> [BRIEF] Every record should be repeated exactly, except that pictures are left out.

> [ENTRIES SHOWN]
# # # # # # #

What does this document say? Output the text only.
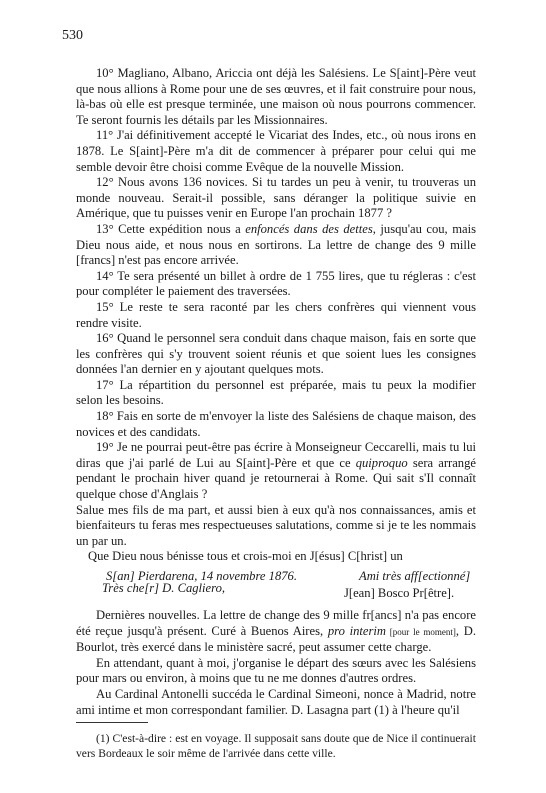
530

10° Magliano, Albano, Ariccia ont déjà les Salésiens. Le S[aint]-Père veut que nous allions à Rome pour une de ses œuvres, et il fait construire pour nous, là-bas où elle est presque terminée, une maison où nous pourrons commencer. Te seront fournis les détails par les Missionnaires.

11° J'ai définitivement accepté le Vicariat des Indes, etc., où nous irons en 1878. Le S[aint]-Père m'a dit de commencer à préparer pour celui qui me semble devoir être choisi comme Evêque de la nouvelle Mission.

12° Nous avons 136 novices. Si tu tardes un peu à venir, tu trouveras un monde nouveau. Serait-il possible, sans déranger la politique suivie en Amérique, que tu puisses venir en Europe l'an prochain 1877 ?

13° Cette expédition nous a enfoncés dans des dettes, jusqu'au cou, mais Dieu nous aide, et nous nous en sortirons. La lettre de change des 9 mille [francs] n'est pas encore arrivée.

14° Te sera présenté un billet à ordre de 1 755 lires, que tu régleras : c'est pour compléter le paiement des traversées.

15° Le reste te sera raconté par les chers confrères qui viennent vous rendre visite.

16° Quand le personnel sera conduit dans chaque maison, fais en sorte que les confrères qui s'y trouvent soient réunis et que soient lues les consignes données l'an dernier en y ajoutant quelques mots.

17° La répartition du personnel est préparée, mais tu peux la modifier selon les besoins.

18° Fais en sorte de m'envoyer la liste des Salésiens de chaque maison, des novices et des candidats.

19° Je ne pourrai peut-être pas écrire à Monseigneur Ceccarelli, mais tu lui diras que j'ai parlé de Lui au S[aint]-Père et que ce quiproquo sera arrangé pendant le prochain hiver quand je retournerai à Rome. Qui sait s'Il connaît quelque chose d'Anglais ?

Salue mes fils de ma part, et aussi bien à eux qu'à nos connaissances, amis et bienfaiteurs tu feras mes respectueuses salutations, comme si je te les nommais un par un.

Que Dieu nous bénisse tous et crois-moi en J[ésus] C[hrist] un

S[an] Pierdarena, 14 novembre 1876.	Ami très aff[ectionné]
J[ean] Bosco Pr[être].
Très che[r] D. Cagliero,

Dernières nouvelles. La lettre de change des 9 mille fr[ancs] n'a pas encore été reçue jusqu'à présent. Curé à Buenos Aires, pro interim [pour le moment], D. Bourlot, très exercé dans le ministère sacré, peut assumer cette charge.

En attendant, quant à moi, j'organise le départ des sœurs avec les Salésiens pour mars ou environ, à moins que tu ne me donnes d'autres ordres.

Au Cardinal Antonelli succéda le Cardinal Simeoni, nonce à Madrid, notre ami intime et mon correspondant familier. D. Lasagna part (1) à l'heure qu'il

(1) C'est-à-dire : est en voyage. Il supposait sans doute que de Nice il continuerait vers Bordeaux le soir même de l'arrivée dans cette ville.
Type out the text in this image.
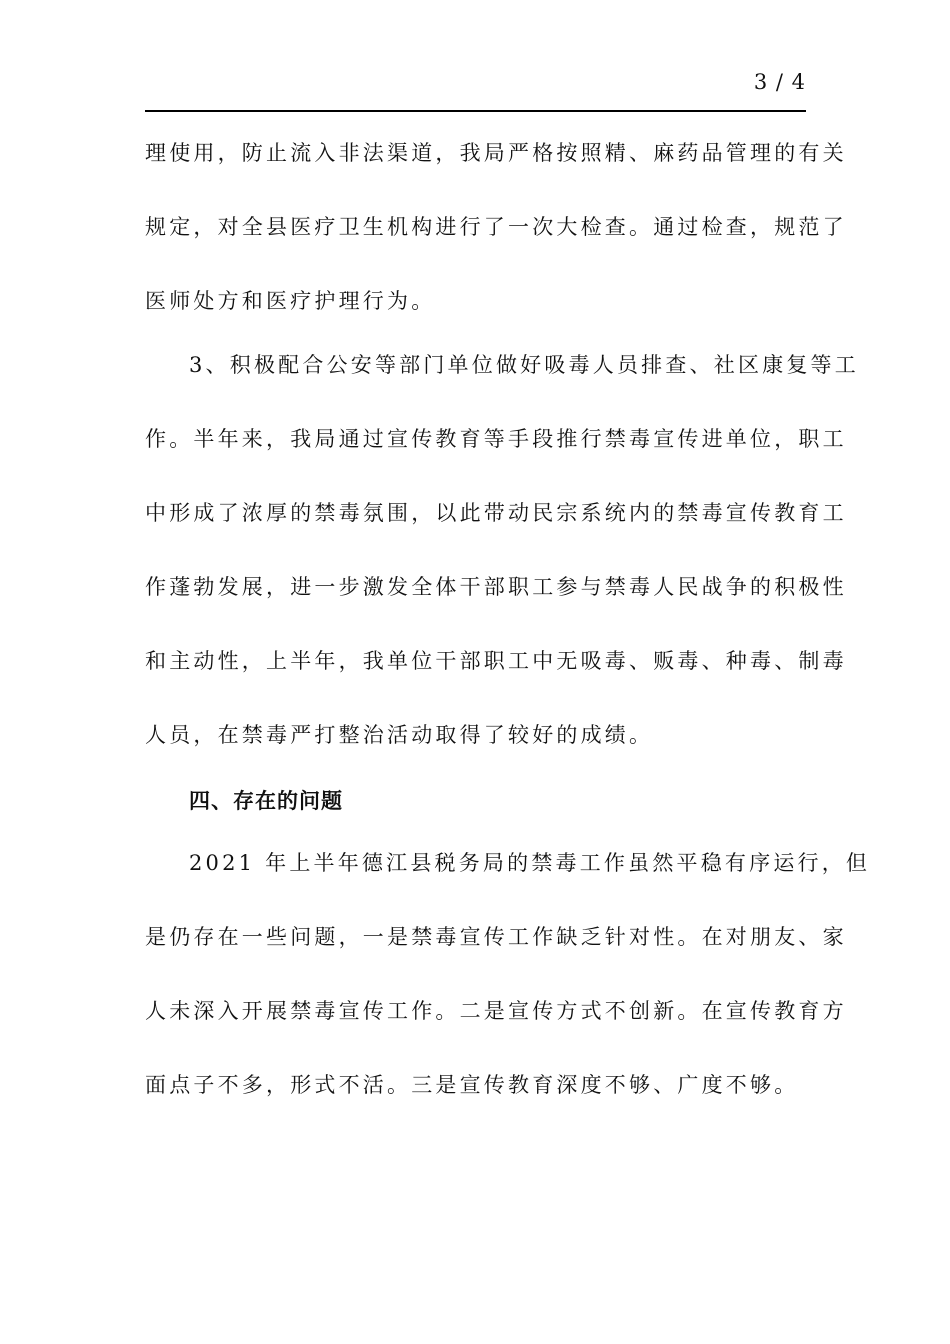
3 / 4
理使用，防止流入非法渠道，我局严格按照精、麻药品管理的有关
规定，对全县医疗卫生机构进行了一次大检查。通过检查，规范了
医师处方和医疗护理行为。
3、积极配合公安等部门单位做好吸毒人员排查、社区康复等工
作。半年来，我局通过宣传教育等手段推行禁毒宣传进单位，职工
中形成了浓厚的禁毒氛围，以此带动民宗系统内的禁毒宣传教育工
作蓬勃发展，进一步激发全体干部职工参与禁毒人民战争的积极性
和主动性，上半年，我单位干部职工中无吸毒、贩毒、种毒、制毒
人员，在禁毒严打整治活动取得了较好的成绩。
四、存在的问题
2021 年上半年德江县税务局的禁毒工作虽然平稳有序运行，但
是仍存在一些问题，一是禁毒宣传工作缺乏针对性。在对朋友、家
人未深入开展禁毒宣传工作。二是宣传方式不创新。在宣传教育方
面点子不多，形式不活。三是宣传教育深度不够、广度不够。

# # # # # # #

> [RESULT BELOW]
What does this document say? Output the text only.
530

10° Magliano, Albano, Ariccia ont déjà les Salésiens. Le S[aint]-Père veut que nous allions à Rome pour une de ses œuvres, et il fait construire pour nous, là-bas où elle est presque terminée, une maison où nous pourrons commencer. Te seront fournis les détails par les Missionnaires.

11° J'ai définitivement accepté le Vicariat des Indes, etc., où nous irons en 1878. Le S[aint]-Père m'a dit de commencer à préparer pour celui qui me semble devoir être choisi comme Evêque de la nouvelle Mission.

12° Nous avons 136 novices. Si tu tardes un peu à venir, tu trouveras un monde nouveau. Serait-il possible, sans déranger la politique suivie en Amérique, que tu puisses venir en Europe l'an prochain 1877 ?

13° Cette expédition nous a enfoncés dans des dettes, jusqu'au cou, mais Dieu nous aide, et nous nous en sortirons. La lettre de change des 9 mille [francs] n'est pas encore arrivée.

14° Te sera présenté un billet à ordre de 1 755 lires, que tu régleras : c'est pour compléter le paiement des traversées.

15° Le reste te sera raconté par les chers confrères qui viennent vous rendre visite.

16° Quand le personnel sera conduit dans chaque maison, fais en sorte que les confrères qui s'y trouvent soient réunis et que soient lues les consignes données l'an dernier en y ajoutant quelques mots.

17° La répartition du personnel est préparée, mais tu peux la modifier selon les besoins.

18° Fais en sorte de m'envoyer la liste des Salésiens de chaque maison, des novices et des candidats.

19° Je ne pourrai peut-être pas écrire à Monseigneur Ceccarelli, mais tu lui diras que j'ai parlé de Lui au S[aint]-Père et que ce quiproquo sera arrangé pendant le prochain hiver quand je retournerai à Rome. Qui sait s'Il connaît quelque chose d'Anglais ?

Salue mes fils de ma part, et aussi bien à eux qu'à nos connaissances, amis et bienfaiteurs tu feras mes respectueuses salutations, comme si je te les nommais un par un.

Que Dieu nous bénisse tous et crois-moi en J[ésus] C[hrist] un

S[an] Pierdarena, 14 novembre 1876.	Ami très aff[ectionné]
J[ean] Bosco Pr[être].
Très che[r] D. Cagliero,

Dernières nouvelles. La lettre de change des 9 mille fr[ancs] n'a pas encore été reçue jusqu'à présent. Curé à Buenos Aires, pro interim [pour le moment], D. Bourlot, très exercé dans le ministère sacré, peut assumer cette charge.

En attendant, quant à moi, j'organise le départ des sœurs avec les Salésiens pour mars ou environ, à moins que tu ne me donnes d'autres ordres.

Au Cardinal Antonelli succéda le Cardinal Simeoni, nonce à Madrid, notre ami intime et mon correspondant familier. D. Lasagna part (1) à l'heure qu'il

(1) C'est-à-dire : est en voyage. Il supposait sans doute que de Nice il continuerait vers Bordeaux le soir même de l'arrivée dans cette ville.
Type out the text in this image.
3 / 4
理使用，防止流入非法渠道，我局严格按照精、麻药品管理的有关
规定，对全县医疗卫生机构进行了一次大检查。通过检查，规范了
医师处方和医疗护理行为。
3、积极配合公安等部门单位做好吸毒人员排查、社区康复等工
作。半年来，我局通过宣传教育等手段推行禁毒宣传进单位，职工
中形成了浓厚的禁毒氛围，以此带动民宗系统内的禁毒宣传教育工
作蓬勃发展，进一步激发全体干部职工参与禁毒人民战争的积极性
和主动性，上半年，我单位干部职工中无吸毒、贩毒、种毒、制毒
人员，在禁毒严打整治活动取得了较好的成绩。
四、存在的问题
2021 年上半年德江县税务局的禁毒工作虽然平稳有序运行，但
是仍存在一些问题，一是禁毒宣传工作缺乏针对性。在对朋友、家
人未深入开展禁毒宣传工作。二是宣传方式不创新。在宣传教育方
面点子不多，形式不活。三是宣传教育深度不够、广度不够。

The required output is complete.